-- Start Task inputs --

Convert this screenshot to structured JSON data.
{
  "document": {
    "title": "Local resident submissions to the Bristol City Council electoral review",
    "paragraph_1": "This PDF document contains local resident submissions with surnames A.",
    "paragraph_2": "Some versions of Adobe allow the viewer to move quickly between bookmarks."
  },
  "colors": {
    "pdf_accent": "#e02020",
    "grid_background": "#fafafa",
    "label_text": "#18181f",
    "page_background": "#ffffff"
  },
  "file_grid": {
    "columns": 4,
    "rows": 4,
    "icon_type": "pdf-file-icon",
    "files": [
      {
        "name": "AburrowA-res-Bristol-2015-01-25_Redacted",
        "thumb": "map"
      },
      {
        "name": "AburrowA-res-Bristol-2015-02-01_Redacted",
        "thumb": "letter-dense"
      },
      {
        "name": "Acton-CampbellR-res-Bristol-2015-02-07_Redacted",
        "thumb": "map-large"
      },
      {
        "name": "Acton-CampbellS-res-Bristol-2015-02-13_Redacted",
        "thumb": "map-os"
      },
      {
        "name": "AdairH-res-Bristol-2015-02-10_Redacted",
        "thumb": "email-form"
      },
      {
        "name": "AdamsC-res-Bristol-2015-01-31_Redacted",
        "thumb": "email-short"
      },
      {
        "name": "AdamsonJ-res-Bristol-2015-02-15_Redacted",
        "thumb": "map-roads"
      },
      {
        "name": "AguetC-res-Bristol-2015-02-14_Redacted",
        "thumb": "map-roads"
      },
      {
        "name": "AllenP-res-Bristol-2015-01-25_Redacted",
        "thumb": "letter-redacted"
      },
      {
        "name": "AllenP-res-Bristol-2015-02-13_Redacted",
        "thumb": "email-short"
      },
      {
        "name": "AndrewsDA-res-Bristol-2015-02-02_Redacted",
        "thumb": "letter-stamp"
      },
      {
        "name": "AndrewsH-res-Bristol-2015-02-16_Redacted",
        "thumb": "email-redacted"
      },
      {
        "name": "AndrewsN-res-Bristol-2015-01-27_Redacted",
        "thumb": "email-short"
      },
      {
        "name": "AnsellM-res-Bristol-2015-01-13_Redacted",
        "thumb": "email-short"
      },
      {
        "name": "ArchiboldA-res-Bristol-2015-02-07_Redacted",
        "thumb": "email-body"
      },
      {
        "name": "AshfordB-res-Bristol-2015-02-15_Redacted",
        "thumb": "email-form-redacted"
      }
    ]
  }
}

-- End Task inputs --

_Problem to solve_:
Above are some records; extract every one of them exactly.

_Expected output_:
Convert this screenshot to structured JSON data.
{
  "document": {
    "title": "Local resident submissions to the Bristol City Council electoral review",
    "paragraph_1": "This PDF document contains local resident submissions with surnames A.",
    "paragraph_2": "Some versions of Adobe allow the viewer to move quickly between bookmarks."
  },
  "colors": {
    "pdf_accent": "#e02020",
    "grid_background": "#fafafa",
    "label_text": "#18181f",
    "page_background": "#ffffff"
  },
  "file_grid": {
    "columns": 4,
    "rows": 4,
    "icon_type": "pdf-file-icon",
    "files": [
      {
        "name": "AburrowA-res-Bristol-2015-01-25_Redacted",
        "thumb": "map"
      },
      {
        "name": "AburrowA-res-Bristol-2015-02-01_Redacted",
        "thumb": "letter-dense"
      },
      {
        "name": "Acton-CampbellR-res-Bristol-2015-02-07_Redacted",
        "thumb": "map-large"
      },
      {
        "name": "Acton-CampbellS-res-Bristol-2015-02-13_Redacted",
        "thumb": "map-os"
      },
      {
        "name": "AdairH-res-Bristol-2015-02-10_Redacted",
        "thumb": "email-form"
      },
      {
        "name": "AdamsC-res-Bristol-2015-01-31_Redacted",
        "thumb": "email-short"
      },
      {
        "name": "AdamsonJ-res-Bristol-2015-02-15_Redacted",
        "thumb": "map-roads"
      },
      {
        "name": "AguetC-res-Bristol-2015-02-14_Redacted",
        "thumb": "map-roads"
      },
      {
        "name": "AllenP-res-Bristol-2015-01-25_Redacted",
        "thumb": "letter-redacted"
      },
      {
        "name": "AllenP-res-Bristol-2015-02-13_Redacted",
        "thumb": "email-short"
      },
      {
        "name": "AndrewsDA-res-Bristol-2015-02-02_Redacted",
        "thumb": "letter-stamp"
      },
      {
        "name": "AndrewsH-res-Bristol-2015-02-16_Redacted",
        "thumb": "email-redacted"
      },
      {
        "name": "AndrewsN-res-Bristol-2015-01-27_Redacted",
        "thumb": "email-short"
      },
      {
        "name": "AnsellM-res-Bristol-2015-01-13_Redacted",
        "thumb": "email-short"
      },
      {
        "name": "ArchiboldA-res-Bristol-2015-02-07_Redacted",
        "thumb": "email-body"
      },
      {
        "name": "AshfordB-res-Bristol-2015-02-15_Redacted",
        "thumb": "email-form-redacted"
      }
    ]
  }
}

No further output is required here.